Output the entries below exactly as written, omitting pictures.

** begin Material provided **

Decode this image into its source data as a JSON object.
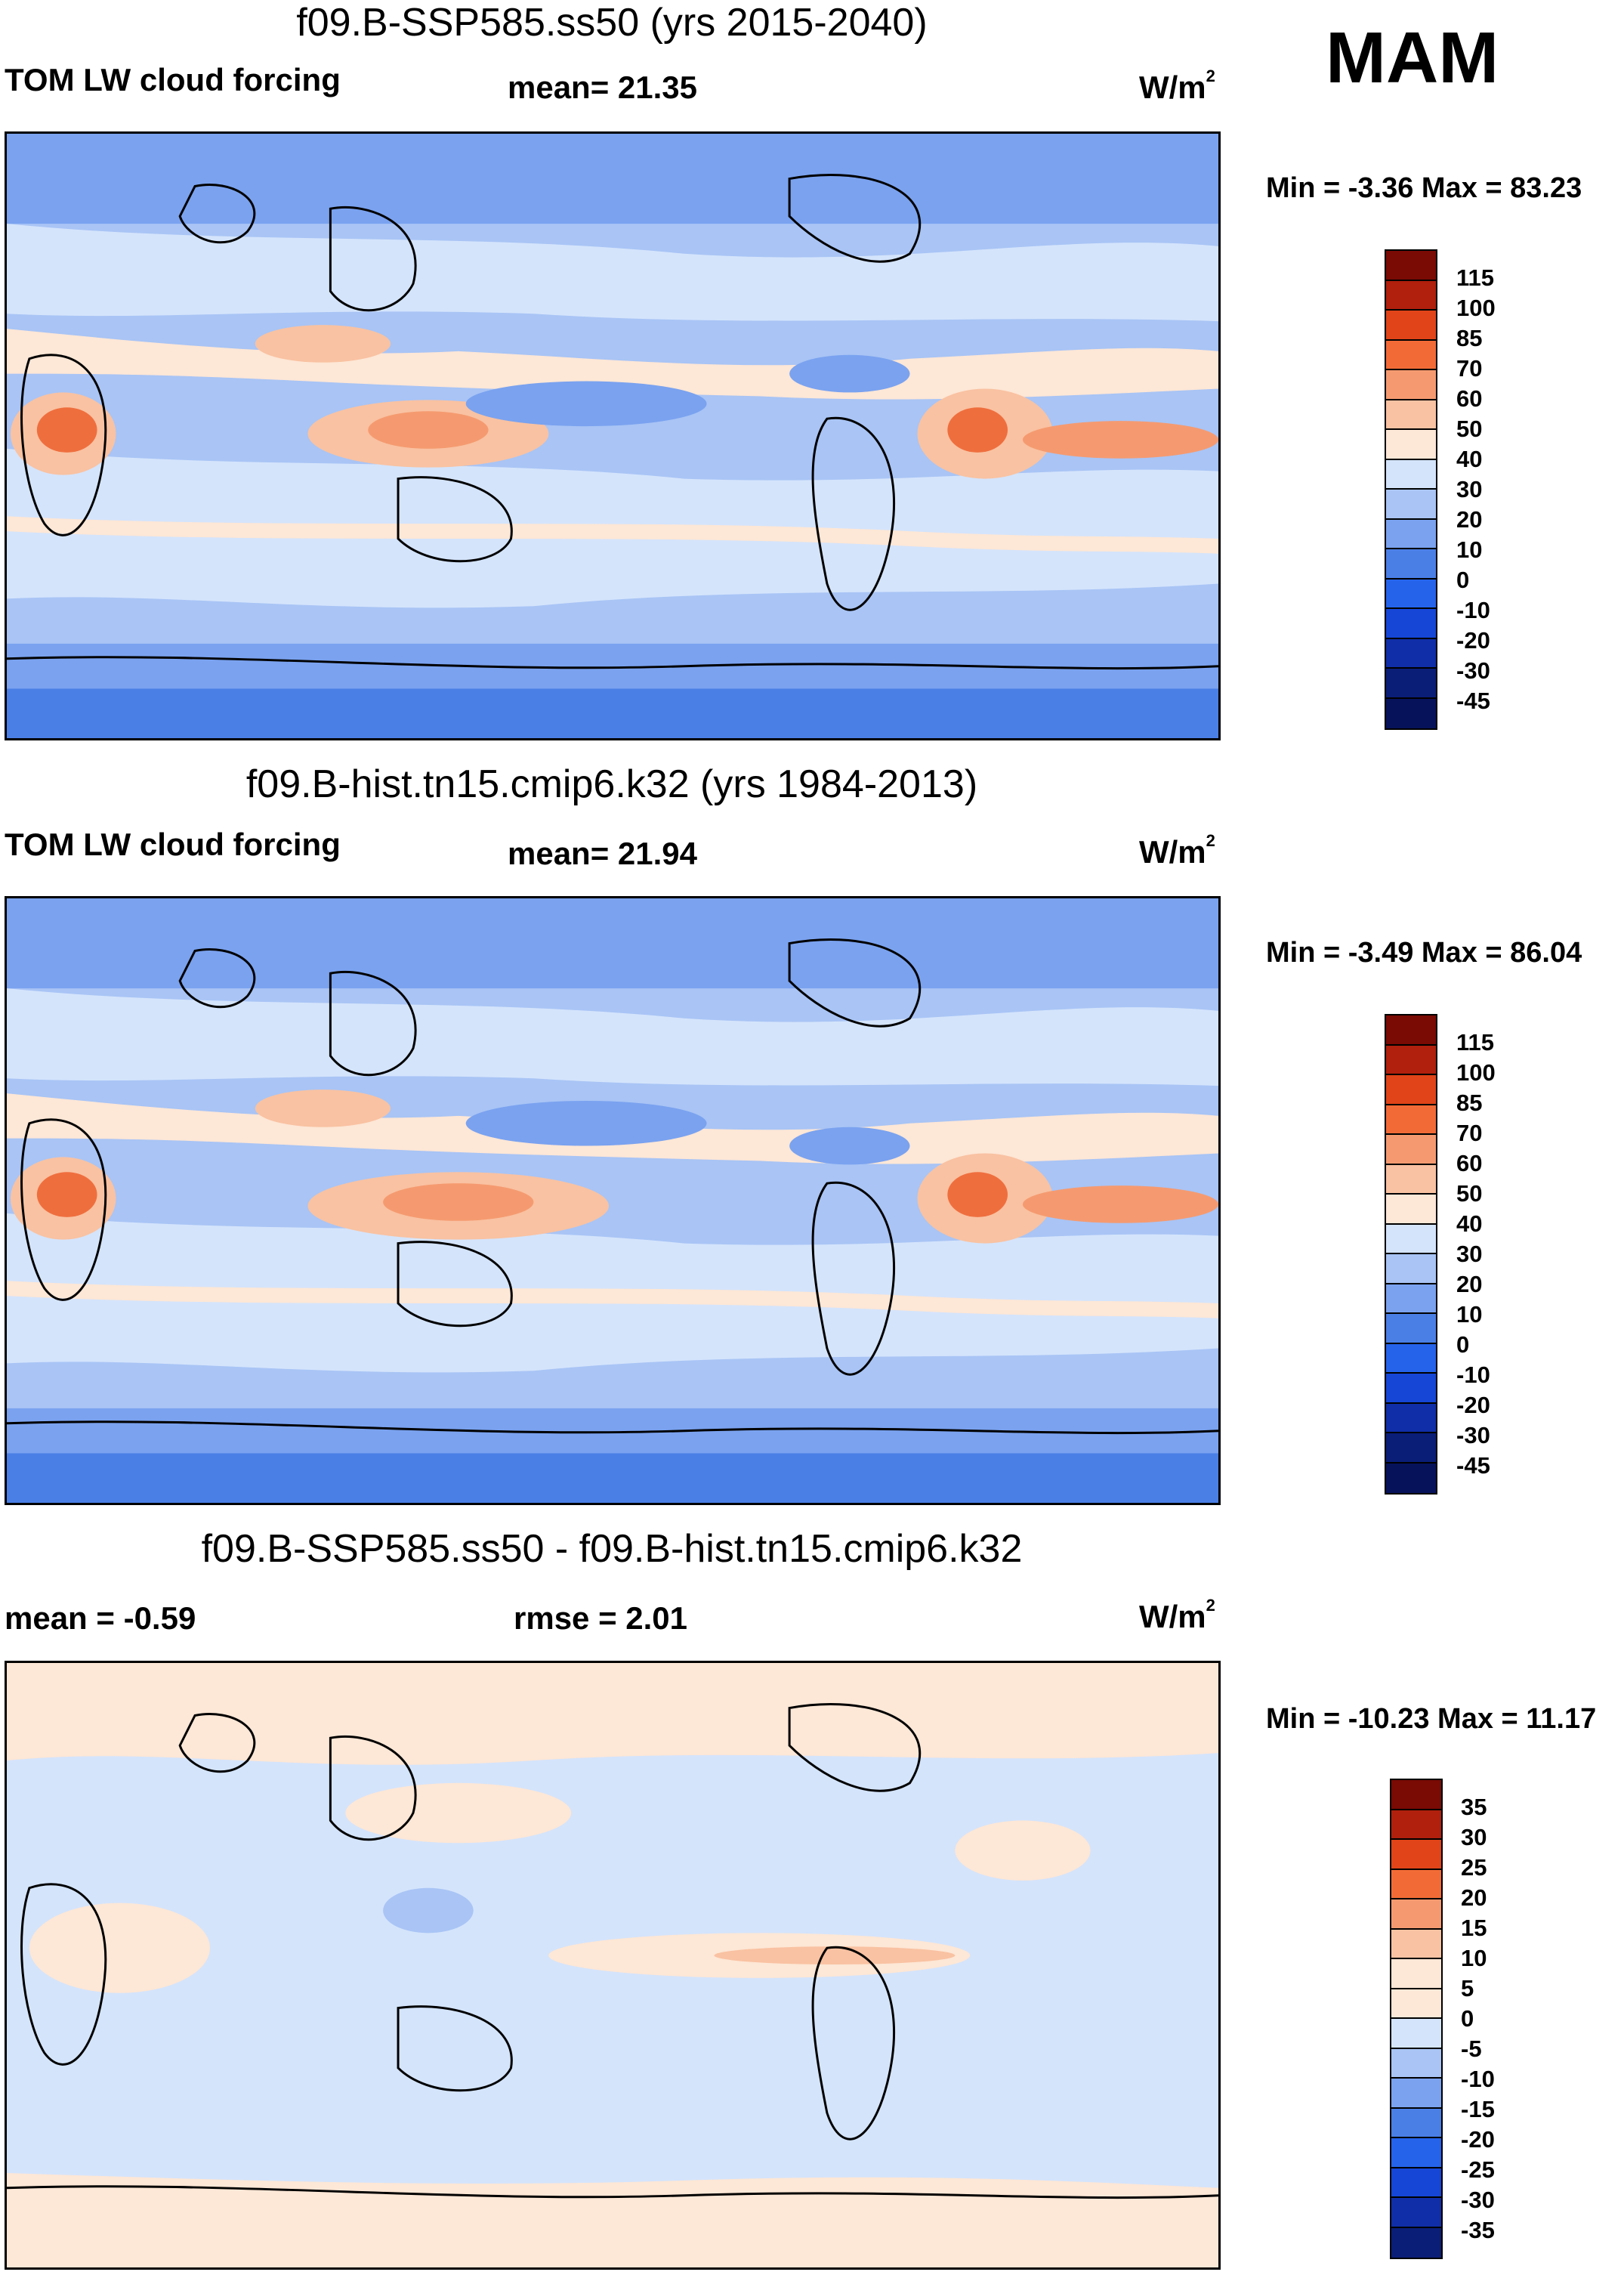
{
  "season": "MAM",
  "colors": {
    "diverging": [
      "#0a1e78",
      "#0f2ea8",
      "#1546d6",
      "#2563eb",
      "#4a7fe6",
      "#7aa2ef",
      "#a9c4f5",
      "#d4e4fb",
      "#fde7d6",
      "#f9c2a2",
      "#f59a70",
      "#ef6e3e",
      "#e04418",
      "#c22a10",
      "#9c1408",
      "#7a0a04"
    ]
  },
  "panels": [
    {
      "title": "f09.B-SSP585.ss50 (yrs 2015-2040)",
      "left_label": "TOM LW cloud forcing",
      "mid_label": "mean=  21.35",
      "units_base": "W/m",
      "units_exp": "2",
      "minmax": "Min =  -3.36 Max =  83.23",
      "ticks": [
        "115",
        "100",
        "85",
        "70",
        "60",
        "50",
        "40",
        "30",
        "20",
        "10",
        "0",
        "-10",
        "-20",
        "-30",
        "-45"
      ],
      "colors": [
        "#7a0a04",
        "#b0200c",
        "#e04418",
        "#f26b36",
        "#f59a70",
        "#f9c2a2",
        "#fde7d6",
        "#d4e4fb",
        "#a9c4f5",
        "#7aa2ef",
        "#4a7fe6",
        "#2563eb",
        "#1546d6",
        "#0f2ea8",
        "#0a1e78",
        "#06125a"
      ]
    },
    {
      "title": "f09.B-hist.tn15.cmip6.k32 (yrs 1984-2013)",
      "left_label": "TOM LW cloud forcing",
      "mid_label": "mean=  21.94",
      "units_base": "W/m",
      "units_exp": "2",
      "minmax": "Min =  -3.49 Max =  86.04",
      "ticks": [
        "115",
        "100",
        "85",
        "70",
        "60",
        "50",
        "40",
        "30",
        "20",
        "10",
        "0",
        "-10",
        "-20",
        "-30",
        "-45"
      ],
      "colors": [
        "#7a0a04",
        "#b0200c",
        "#e04418",
        "#f26b36",
        "#f59a70",
        "#f9c2a2",
        "#fde7d6",
        "#d4e4fb",
        "#a9c4f5",
        "#7aa2ef",
        "#4a7fe6",
        "#2563eb",
        "#1546d6",
        "#0f2ea8",
        "#0a1e78",
        "#06125a"
      ]
    },
    {
      "title": "f09.B-SSP585.ss50 - f09.B-hist.tn15.cmip6.k32",
      "left_label": "mean =  -0.59",
      "mid_label": "rmse =   2.01",
      "units_base": "W/m",
      "units_exp": "2",
      "minmax": "Min = -10.23 Max =  11.17",
      "ticks": [
        "35",
        "30",
        "25",
        "20",
        "15",
        "10",
        "5",
        "0",
        "-5",
        "-10",
        "-15",
        "-20",
        "-25",
        "-30",
        "-35"
      ],
      "colors": [
        "#7a0a04",
        "#b0200c",
        "#e04418",
        "#f26b36",
        "#f59a70",
        "#f9c2a2",
        "#fde7d6",
        "#fde7d6",
        "#d4e4fb",
        "#a9c4f5",
        "#7aa2ef",
        "#4a7fe6",
        "#2563eb",
        "#1546d6",
        "#0f2ea8",
        "#0a1e78"
      ]
    }
  ]
}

** end Material provided **

**Exercise result**.
Decode this image into its source data as a JSON object.
{
  "season": "MAM",
  "colors": {
    "diverging": [
      "#0a1e78",
      "#0f2ea8",
      "#1546d6",
      "#2563eb",
      "#4a7fe6",
      "#7aa2ef",
      "#a9c4f5",
      "#d4e4fb",
      "#fde7d6",
      "#f9c2a2",
      "#f59a70",
      "#ef6e3e",
      "#e04418",
      "#c22a10",
      "#9c1408",
      "#7a0a04"
    ]
  },
  "panels": [
    {
      "title": "f09.B-SSP585.ss50 (yrs 2015-2040)",
      "left_label": "TOM LW cloud forcing",
      "mid_label": "mean=  21.35",
      "units_base": "W/m",
      "units_exp": "2",
      "minmax": "Min =  -3.36 Max =  83.23",
      "ticks": [
        "115",
        "100",
        "85",
        "70",
        "60",
        "50",
        "40",
        "30",
        "20",
        "10",
        "0",
        "-10",
        "-20",
        "-30",
        "-45"
      ],
      "colors": [
        "#7a0a04",
        "#b0200c",
        "#e04418",
        "#f26b36",
        "#f59a70",
        "#f9c2a2",
        "#fde7d6",
        "#d4e4fb",
        "#a9c4f5",
        "#7aa2ef",
        "#4a7fe6",
        "#2563eb",
        "#1546d6",
        "#0f2ea8",
        "#0a1e78",
        "#06125a"
      ]
    },
    {
      "title": "f09.B-hist.tn15.cmip6.k32 (yrs 1984-2013)",
      "left_label": "TOM LW cloud forcing",
      "mid_label": "mean=  21.94",
      "units_base": "W/m",
      "units_exp": "2",
      "minmax": "Min =  -3.49 Max =  86.04",
      "ticks": [
        "115",
        "100",
        "85",
        "70",
        "60",
        "50",
        "40",
        "30",
        "20",
        "10",
        "0",
        "-10",
        "-20",
        "-30",
        "-45"
      ],
      "colors": [
        "#7a0a04",
        "#b0200c",
        "#e04418",
        "#f26b36",
        "#f59a70",
        "#f9c2a2",
        "#fde7d6",
        "#d4e4fb",
        "#a9c4f5",
        "#7aa2ef",
        "#4a7fe6",
        "#2563eb",
        "#1546d6",
        "#0f2ea8",
        "#0a1e78",
        "#06125a"
      ]
    },
    {
      "title": "f09.B-SSP585.ss50 - f09.B-hist.tn15.cmip6.k32",
      "left_label": "mean =  -0.59",
      "mid_label": "rmse =   2.01",
      "units_base": "W/m",
      "units_exp": "2",
      "minmax": "Min = -10.23 Max =  11.17",
      "ticks": [
        "35",
        "30",
        "25",
        "20",
        "15",
        "10",
        "5",
        "0",
        "-5",
        "-10",
        "-15",
        "-20",
        "-25",
        "-30",
        "-35"
      ],
      "colors": [
        "#7a0a04",
        "#b0200c",
        "#e04418",
        "#f26b36",
        "#f59a70",
        "#f9c2a2",
        "#fde7d6",
        "#fde7d6",
        "#d4e4fb",
        "#a9c4f5",
        "#7aa2ef",
        "#4a7fe6",
        "#2563eb",
        "#1546d6",
        "#0f2ea8",
        "#0a1e78"
      ]
    }
  ]
}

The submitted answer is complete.